__ROWS__.
--------------------------------------------------

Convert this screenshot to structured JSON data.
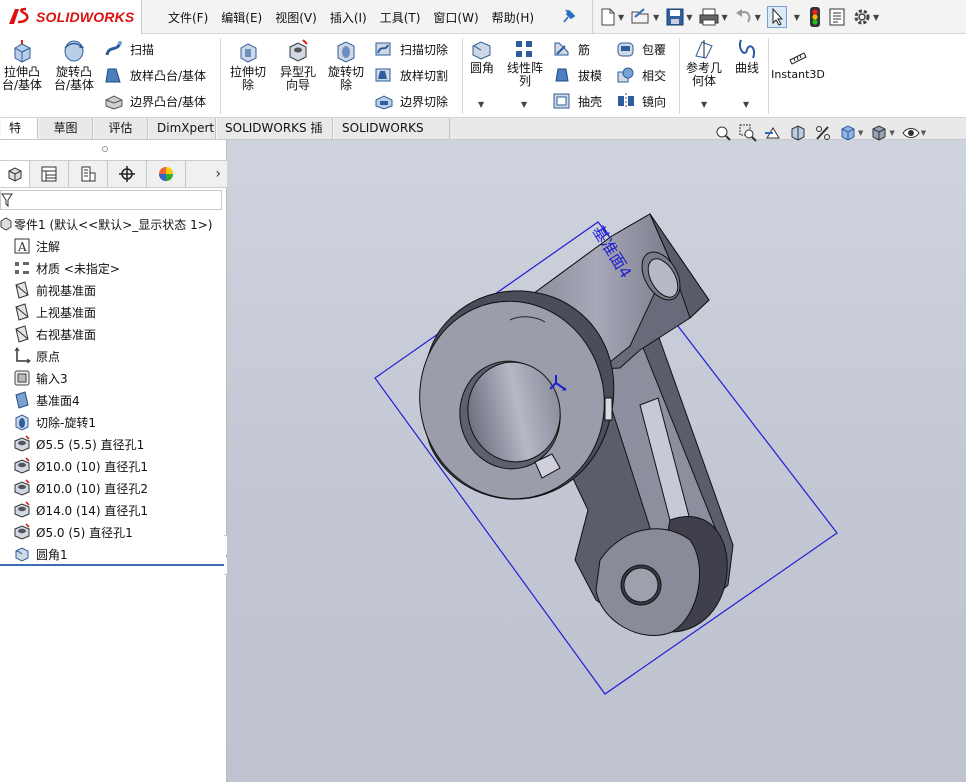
{
  "app": {
    "logo_text": "SOLIDWORKS"
  },
  "menu": [
    "文件(F)",
    "编辑(E)",
    "视图(V)",
    "插入(I)",
    "工具(T)",
    "窗口(W)",
    "帮助(H)"
  ],
  "toolbar": {
    "features": {
      "extrude_boss": "拉伸凸\n台/基体",
      "revolve_boss": "旋转凸\n台/基体",
      "sweep": "扫描",
      "loft_boss": "放样凸台/基体",
      "boundary_boss": "边界凸台/基体",
      "extrude_cut": "拉伸切\n除",
      "hole_wizard": "异型孔\n向导",
      "revolve_cut": "旋转切\n除",
      "swept_cut": "扫描切除",
      "lofted_cut": "放样切割",
      "boundary_cut": "边界切除",
      "fillet": "圆角",
      "linear_pattern": "线性阵\n列",
      "rib": "筋",
      "draft": "拔模",
      "shell": "抽壳",
      "wrap": "包覆",
      "intersect": "相交",
      "mirror": "镜向",
      "ref_geometry": "参考几\n何体",
      "curves": "曲线",
      "instant3d": "Instant3D"
    }
  },
  "tabs": [
    {
      "label": "特征",
      "active": true
    },
    {
      "label": "草图"
    },
    {
      "label": "评估"
    },
    {
      "label": "DimXpert"
    },
    {
      "label": "SOLIDWORKS 插件"
    },
    {
      "label": "SOLIDWORKS MBD"
    }
  ],
  "tree": {
    "root": "零件1 (默认<<默认>_显示状态 1>)",
    "items": [
      {
        "label": "注解",
        "icon": "annotation-icon"
      },
      {
        "label": "材质 <未指定>",
        "icon": "material-icon"
      },
      {
        "label": "前视基准面",
        "icon": "plane-icon"
      },
      {
        "label": "上视基准面",
        "icon": "plane-icon"
      },
      {
        "label": "右视基准面",
        "icon": "plane-icon"
      },
      {
        "label": "原点",
        "icon": "origin-icon"
      },
      {
        "label": "输入3",
        "icon": "imported-body-icon"
      },
      {
        "label": "基准面4",
        "icon": "plane-blue-icon"
      },
      {
        "label": "切除-旋转1",
        "icon": "revolve-cut-icon"
      },
      {
        "label": "Ø5.5 (5.5) 直径孔1",
        "icon": "hole-icon"
      },
      {
        "label": "Ø10.0 (10) 直径孔1",
        "icon": "hole-icon"
      },
      {
        "label": "Ø10.0 (10) 直径孔2",
        "icon": "hole-icon"
      },
      {
        "label": "Ø14.0 (14) 直径孔1",
        "icon": "hole-icon"
      },
      {
        "label": "Ø5.0 (5) 直径孔1",
        "icon": "hole-icon"
      },
      {
        "label": "圆角1",
        "icon": "fillet-icon"
      }
    ]
  },
  "viewport": {
    "plane_label": "基准面4"
  },
  "colors": {
    "accent": "#1a4fa0",
    "plane_blue": "#1f1fd6",
    "logo_red": "#d11111",
    "part_gray": "#9a9caa"
  }
}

--------------------------------------------------

Return the material exactly as given, apart from the pictures.

Convert this screenshot to structured JSON data.
{
  "app": {
    "logo_text": "SOLIDWORKS"
  },
  "menu": [
    "文件(F)",
    "编辑(E)",
    "视图(V)",
    "插入(I)",
    "工具(T)",
    "窗口(W)",
    "帮助(H)"
  ],
  "toolbar": {
    "features": {
      "extrude_boss": "拉伸凸\n台/基体",
      "revolve_boss": "旋转凸\n台/基体",
      "sweep": "扫描",
      "loft_boss": "放样凸台/基体",
      "boundary_boss": "边界凸台/基体",
      "extrude_cut": "拉伸切\n除",
      "hole_wizard": "异型孔\n向导",
      "revolve_cut": "旋转切\n除",
      "swept_cut": "扫描切除",
      "lofted_cut": "放样切割",
      "boundary_cut": "边界切除",
      "fillet": "圆角",
      "linear_pattern": "线性阵\n列",
      "rib": "筋",
      "draft": "拔模",
      "shell": "抽壳",
      "wrap": "包覆",
      "intersect": "相交",
      "mirror": "镜向",
      "ref_geometry": "参考几\n何体",
      "curves": "曲线",
      "instant3d": "Instant3D"
    }
  },
  "tabs": [
    {
      "label": "特征",
      "active": true
    },
    {
      "label": "草图"
    },
    {
      "label": "评估"
    },
    {
      "label": "DimXpert"
    },
    {
      "label": "SOLIDWORKS 插件"
    },
    {
      "label": "SOLIDWORKS MBD"
    }
  ],
  "tree": {
    "root": "零件1 (默认<<默认>_显示状态 1>)",
    "items": [
      {
        "label": "注解",
        "icon": "annotation-icon"
      },
      {
        "label": "材质 <未指定>",
        "icon": "material-icon"
      },
      {
        "label": "前视基准面",
        "icon": "plane-icon"
      },
      {
        "label": "上视基准面",
        "icon": "plane-icon"
      },
      {
        "label": "右视基准面",
        "icon": "plane-icon"
      },
      {
        "label": "原点",
        "icon": "origin-icon"
      },
      {
        "label": "输入3",
        "icon": "imported-body-icon"
      },
      {
        "label": "基准面4",
        "icon": "plane-blue-icon"
      },
      {
        "label": "切除-旋转1",
        "icon": "revolve-cut-icon"
      },
      {
        "label": "Ø5.5 (5.5) 直径孔1",
        "icon": "hole-icon"
      },
      {
        "label": "Ø10.0 (10) 直径孔1",
        "icon": "hole-icon"
      },
      {
        "label": "Ø10.0 (10) 直径孔2",
        "icon": "hole-icon"
      },
      {
        "label": "Ø14.0 (14) 直径孔1",
        "icon": "hole-icon"
      },
      {
        "label": "Ø5.0 (5) 直径孔1",
        "icon": "hole-icon"
      },
      {
        "label": "圆角1",
        "icon": "fillet-icon"
      }
    ]
  },
  "viewport": {
    "plane_label": "基准面4"
  },
  "colors": {
    "accent": "#1a4fa0",
    "plane_blue": "#1f1fd6",
    "logo_red": "#d11111",
    "part_gray": "#9a9caa"
  }
}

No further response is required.